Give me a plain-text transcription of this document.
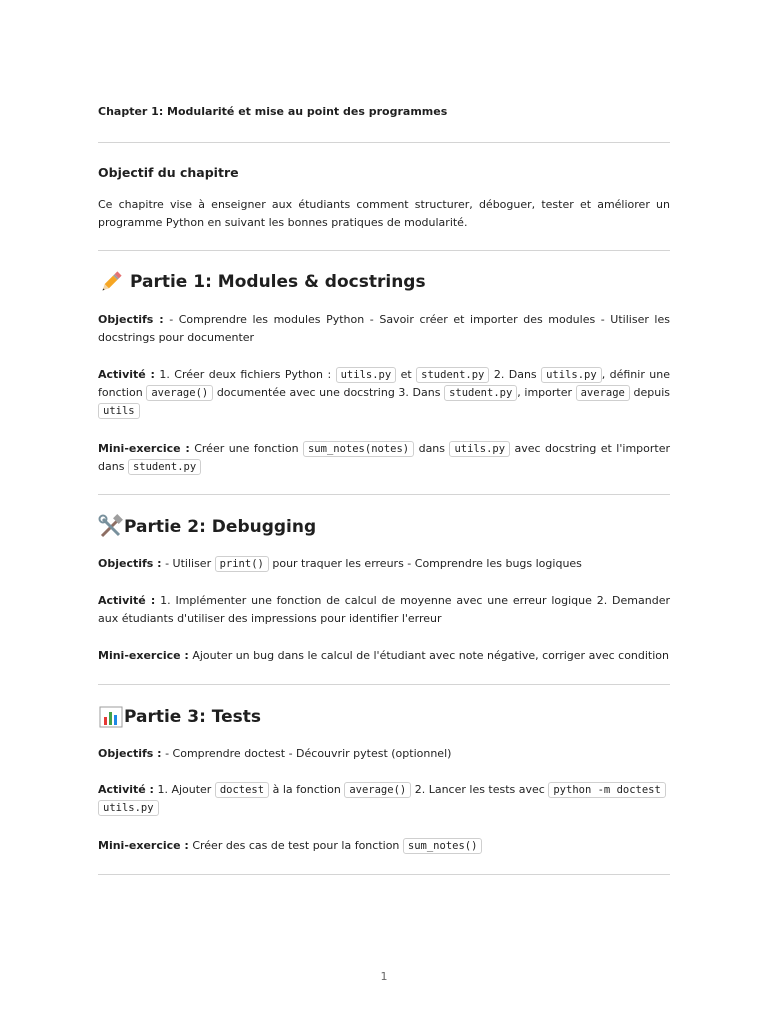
Chapter 1: Modularité et mise au point des programmes
Objectif du chapitre
Ce chapitre vise à enseigner aux étudiants comment structurer, déboguer, tester et améliorer un programme Python en suivant les bonnes pratiques de modularité.
Partie 1: Modules & docstrings
Objectifs : - Comprendre les modules Python - Savoir créer et importer des modules - Utiliser les docstrings pour documenter
Activité : 1. Créer deux fichiers Python : utils.py et student.py 2. Dans utils.py , définir une fonction average() documentée avec une docstring 3. Dans student.py , importer average depuis utils
Mini-exercice : Créer une fonction sum_notes(notes) dans utils.py avec docstring et l'importer dans student.py
Partie 2: Debugging
Objectifs : - Utiliser print() pour traquer les erreurs - Comprendre les bugs logiques
Activité : 1. Implémenter une fonction de calcul de moyenne avec une erreur logique 2. Demander aux étudiants d'utiliser des impressions pour identifier l'erreur
Mini-exercice : Ajouter un bug dans le calcul de l'étudiant avec note négative, corriger avec condition
Partie 3: Tests
Objectifs : - Comprendre doctest - Découvrir pytest (optionnel)
Activité : 1. Ajouter doctest à la fonction average() 2. Lancer les tests avec python -m doctest
utils.py
Mini-exercice : Créer des cas de test pour la fonction sum_notes()
1
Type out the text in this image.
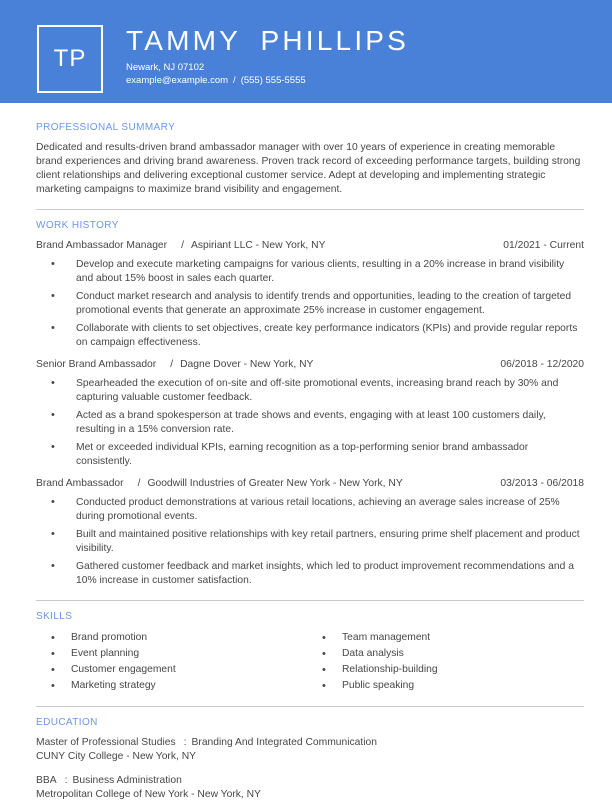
TP
TAMMY PHILLIPS
Newark, NJ 07102
example@example.com / (555) 555-5555
PROFESSIONAL SUMMARY

Dedicated and results-driven brand ambassador manager with over 10 years of experience in creating memorable brand experiences and driving brand awareness. Proven track record of exceeding performance targets, building strong client relationships and delivering exceptional customer service. Adept at developing and implementing strategic marketing campaigns to maximize brand visibility and engagement.

WORK HISTORY
Brand Ambassador Manager / Aspiriant LLC - New York, NY	01/2021 - Current
• Develop and execute marketing campaigns for various clients, resulting in a 20% increase in brand visibility and about 15% boost in sales each quarter.
• Conduct market research and analysis to identify trends and opportunities, leading to the creation of targeted promotional events that generate an approximate 25% increase in customer engagement.
• Collaborate with clients to set objectives, create key performance indicators (KPIs) and provide regular reports on campaign effectiveness.
Senior Brand Ambassador / Dagne Dover - New York, NY	06/2018 - 12/2020
• Spearheaded the execution of on-site and off-site promotional events, increasing brand reach by 30% and capturing valuable customer feedback.
• Acted as a brand spokesperson at trade shows and events, engaging with at least 100 customers daily, resulting in a 15% conversion rate.
• Met or exceeded individual KPIs, earning recognition as a top-performing senior brand ambassador consistently.
Brand Ambassador / Goodwill Industries of Greater New York - New York, NY	03/2013 - 06/2018
• Conducted product demonstrations at various retail locations, achieving an average sales increase of 25% during promotional events.
• Built and maintained positive relationships with key retail partners, ensuring prime shelf placement and product visibility.
• Gathered customer feedback and market insights, which led to product improvement recommendations and a 10% increase in customer satisfaction.
SKILLS
• Brand promotion
• Event planning
• Customer engagement
• Marketing strategy
• Team management
• Data analysis
• Relationship-building
• Public speaking
EDUCATION
Master of Professional Studies : Branding And Integrated Communication
CUNY City College - New York, NY
BBA : Business Administration
Metropolitan College of New York - New York, NY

------------------------------------------------------------

**WORK REQUIRED**
Take the records above and transcribe them exactly, dropping every picture.

**SOLUTION TO THE PROBLEM**
Give me a plain-text transcription of this document.
Chapter 1: Modularité et mise au point des programmes
Objectif du chapitre
Ce chapitre vise à enseigner aux étudiants comment structurer, déboguer, tester et améliorer un programme Python en suivant les bonnes pratiques de modularité.
Partie 1: Modules & docstrings
Objectifs : - Comprendre les modules Python - Savoir créer et importer des modules - Utiliser les docstrings pour documenter
Activité : 1. Créer deux fichiers Python : utils.py et student.py 2. Dans utils.py , définir une fonction average() documentée avec une docstring 3. Dans student.py , importer average depuis utils
Mini-exercice : Créer une fonction sum_notes(notes) dans utils.py avec docstring et l'importer dans student.py
Partie 2: Debugging
Objectifs : - Utiliser print() pour traquer les erreurs - Comprendre les bugs logiques
Activité : 1. Implémenter une fonction de calcul de moyenne avec une erreur logique 2. Demander aux étudiants d'utiliser des impressions pour identifier l'erreur
Mini-exercice : Ajouter un bug dans le calcul de l'étudiant avec note négative, corriger avec condition
Partie 3: Tests
Objectifs : - Comprendre doctest - Découvrir pytest (optionnel)
Activité : 1. Ajouter doctest à la fonction average() 2. Lancer les tests avec python -m doctest
utils.py
Mini-exercice : Créer des cas de test pour la fonction sum_notes()
1
Type out the text in this image.
TP
TAMMY PHILLIPS
Newark, NJ 07102
example@example.com / (555) 555-5555
PROFESSIONAL SUMMARY

Dedicated and results-driven brand ambassador manager with over 10 years of experience in creating memorable brand experiences and driving brand awareness. Proven track record of exceeding performance targets, building strong client relationships and delivering exceptional customer service. Adept at developing and implementing strategic marketing campaigns to maximize brand visibility and engagement.

WORK HISTORY
Brand Ambassador Manager / Aspiriant LLC - New York, NY	01/2021 - Current
• Develop and execute marketing campaigns for various clients, resulting in a 20% increase in brand visibility and about 15% boost in sales each quarter.
• Conduct market research and analysis to identify trends and opportunities, leading to the creation of targeted promotional events that generate an approximate 25% increase in customer engagement.
• Collaborate with clients to set objectives, create key performance indicators (KPIs) and provide regular reports on campaign effectiveness.
Senior Brand Ambassador / Dagne Dover - New York, NY	06/2018 - 12/2020
• Spearheaded the execution of on-site and off-site promotional events, increasing brand reach by 30% and capturing valuable customer feedback.
• Acted as a brand spokesperson at trade shows and events, engaging with at least 100 customers daily, resulting in a 15% conversion rate.
• Met or exceeded individual KPIs, earning recognition as a top-performing senior brand ambassador consistently.
Brand Ambassador / Goodwill Industries of Greater New York - New York, NY	03/2013 - 06/2018
• Conducted product demonstrations at various retail locations, achieving an average sales increase of 25% during promotional events.
• Built and maintained positive relationships with key retail partners, ensuring prime shelf placement and product visibility.
• Gathered customer feedback and market insights, which led to product improvement recommendations and a 10% increase in customer satisfaction.
SKILLS
• Brand promotion
• Event planning
• Customer engagement
• Marketing strategy
• Team management
• Data analysis
• Relationship-building
• Public speaking
EDUCATION
Master of Professional Studies : Branding And Integrated Communication
CUNY City College - New York, NY
BBA : Business Administration
Metropolitan College of New York - New York, NY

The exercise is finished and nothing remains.